# Required task:
Collect from the data below each line with "Practice".

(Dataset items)
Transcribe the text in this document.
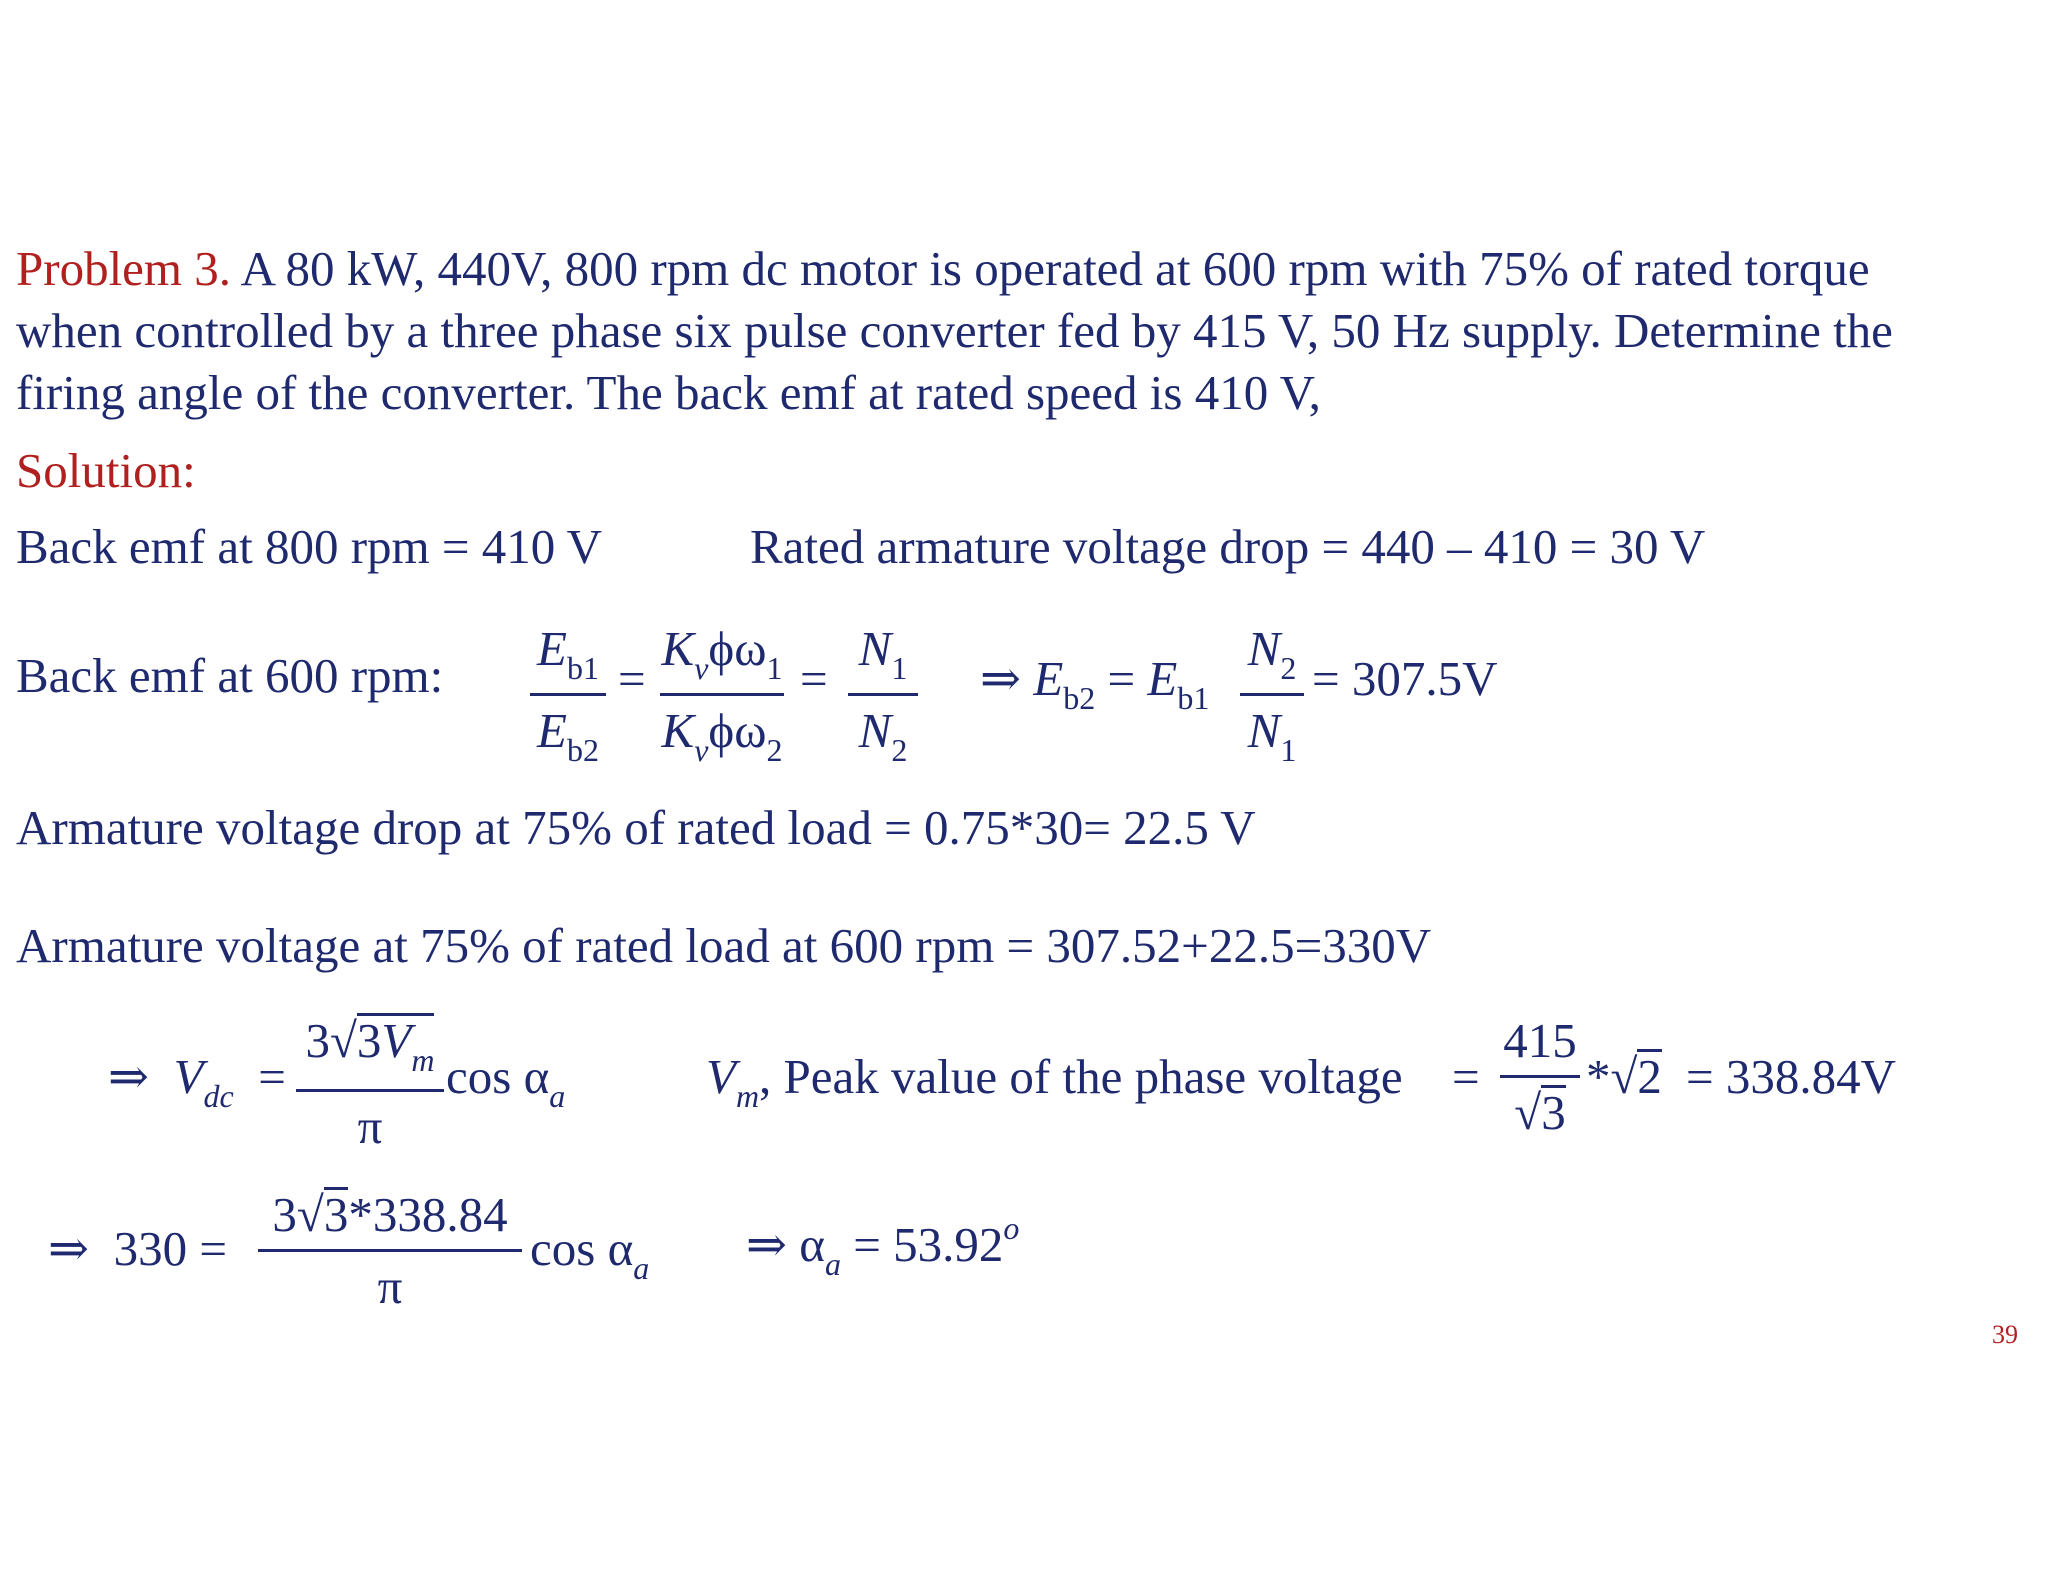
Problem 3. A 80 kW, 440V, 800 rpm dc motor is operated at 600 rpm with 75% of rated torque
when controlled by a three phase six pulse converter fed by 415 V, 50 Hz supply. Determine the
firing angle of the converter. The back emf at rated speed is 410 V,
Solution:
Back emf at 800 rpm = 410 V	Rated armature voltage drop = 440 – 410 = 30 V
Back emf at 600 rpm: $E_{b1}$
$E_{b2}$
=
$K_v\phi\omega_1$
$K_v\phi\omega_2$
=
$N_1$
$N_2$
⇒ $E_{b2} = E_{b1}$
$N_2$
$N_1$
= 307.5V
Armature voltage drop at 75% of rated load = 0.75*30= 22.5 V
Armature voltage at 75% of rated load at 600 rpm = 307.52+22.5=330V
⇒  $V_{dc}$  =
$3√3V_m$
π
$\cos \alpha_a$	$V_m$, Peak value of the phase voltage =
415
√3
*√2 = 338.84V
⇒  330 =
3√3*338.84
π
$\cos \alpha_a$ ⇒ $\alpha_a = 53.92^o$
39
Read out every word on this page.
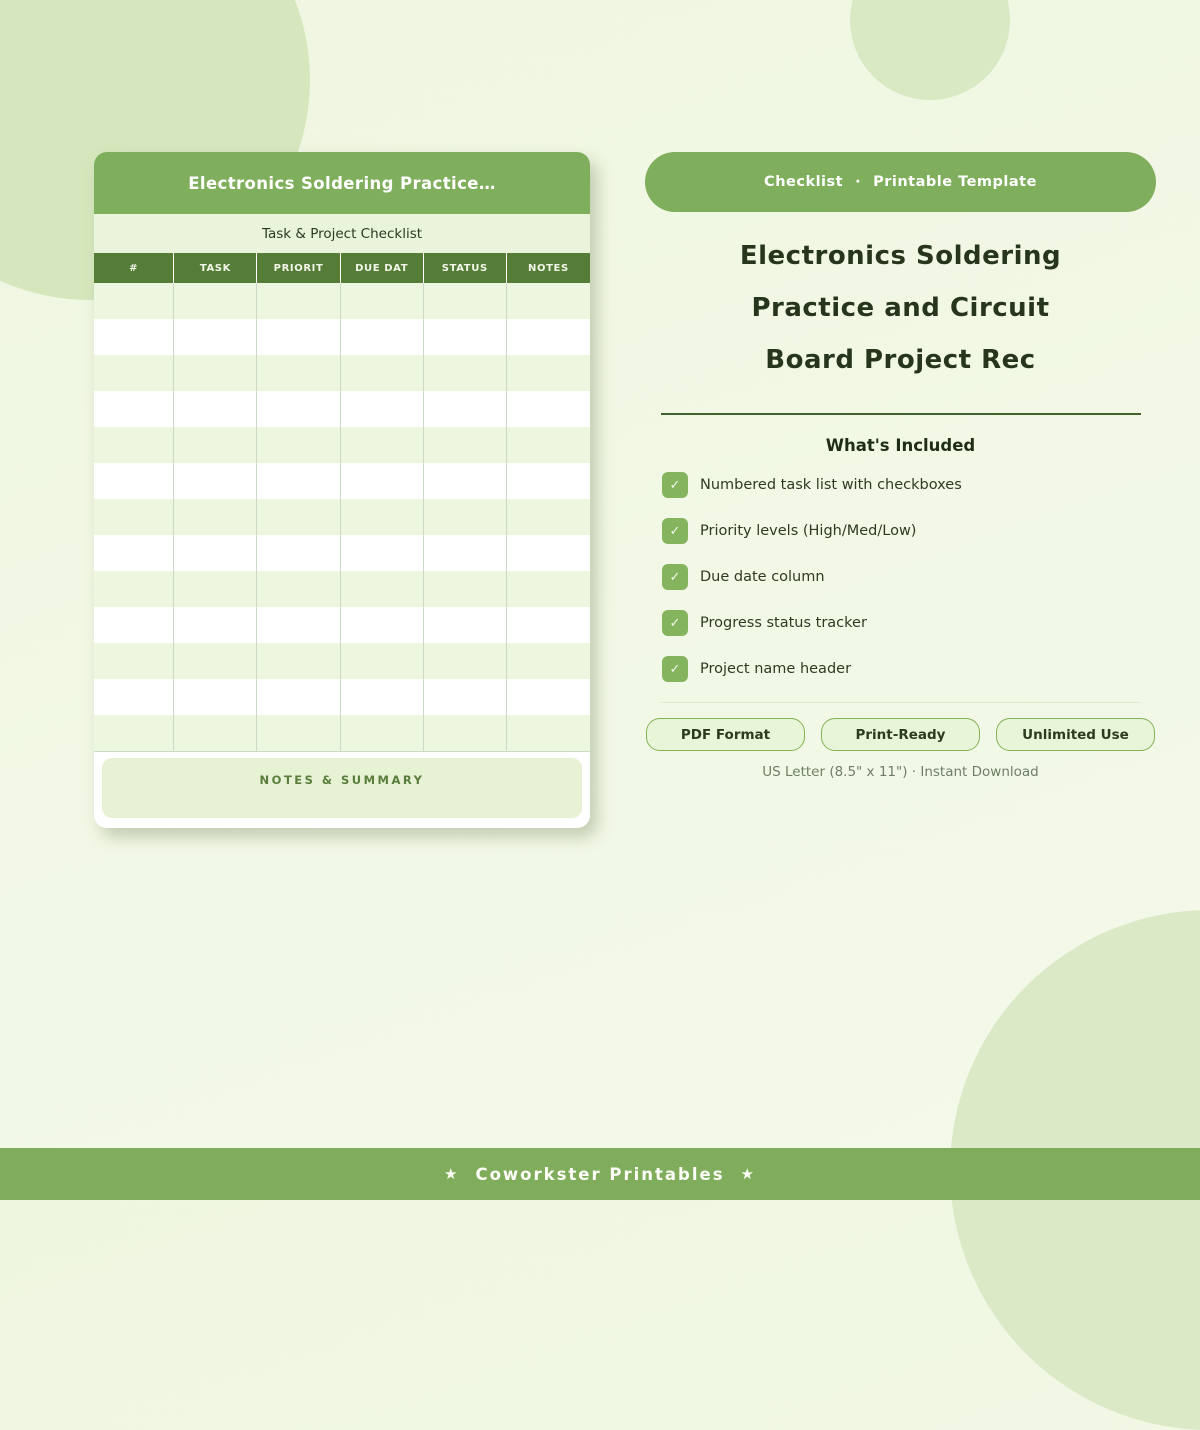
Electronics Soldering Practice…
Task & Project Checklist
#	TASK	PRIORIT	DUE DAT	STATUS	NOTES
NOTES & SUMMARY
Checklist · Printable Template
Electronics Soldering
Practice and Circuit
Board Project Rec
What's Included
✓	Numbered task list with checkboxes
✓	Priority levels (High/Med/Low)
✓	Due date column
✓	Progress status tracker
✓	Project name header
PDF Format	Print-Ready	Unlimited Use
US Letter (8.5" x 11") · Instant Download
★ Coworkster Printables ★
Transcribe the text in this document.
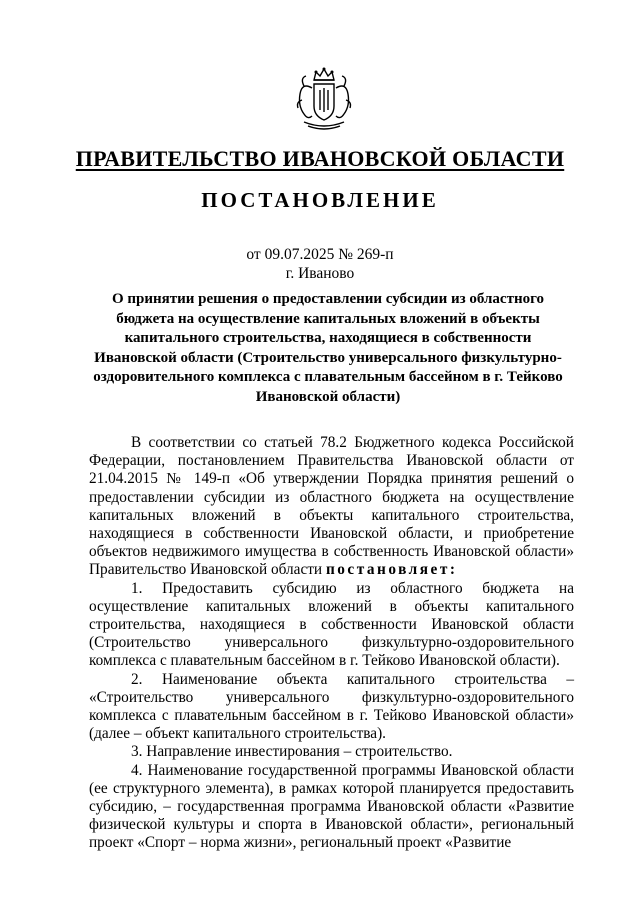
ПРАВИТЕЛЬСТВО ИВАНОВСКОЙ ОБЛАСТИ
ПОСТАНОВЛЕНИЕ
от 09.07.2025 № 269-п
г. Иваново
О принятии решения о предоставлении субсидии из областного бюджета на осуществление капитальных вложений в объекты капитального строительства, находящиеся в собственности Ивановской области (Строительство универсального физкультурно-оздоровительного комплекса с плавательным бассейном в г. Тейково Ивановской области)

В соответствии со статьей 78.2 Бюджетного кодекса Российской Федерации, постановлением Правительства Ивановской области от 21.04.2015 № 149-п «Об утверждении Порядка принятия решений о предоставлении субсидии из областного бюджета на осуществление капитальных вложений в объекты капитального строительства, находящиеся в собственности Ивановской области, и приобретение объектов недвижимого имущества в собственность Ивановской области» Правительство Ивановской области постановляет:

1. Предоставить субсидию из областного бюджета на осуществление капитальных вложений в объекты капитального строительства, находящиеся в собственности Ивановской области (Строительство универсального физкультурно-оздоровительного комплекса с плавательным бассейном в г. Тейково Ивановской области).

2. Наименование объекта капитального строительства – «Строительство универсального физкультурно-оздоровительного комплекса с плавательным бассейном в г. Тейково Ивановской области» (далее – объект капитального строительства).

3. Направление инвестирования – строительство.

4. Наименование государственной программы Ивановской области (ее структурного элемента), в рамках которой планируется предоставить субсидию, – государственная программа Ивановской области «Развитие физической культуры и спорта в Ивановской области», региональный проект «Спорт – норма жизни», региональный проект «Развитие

# Answer in full:
Electronics Soldering Practice…
Practice and Circuit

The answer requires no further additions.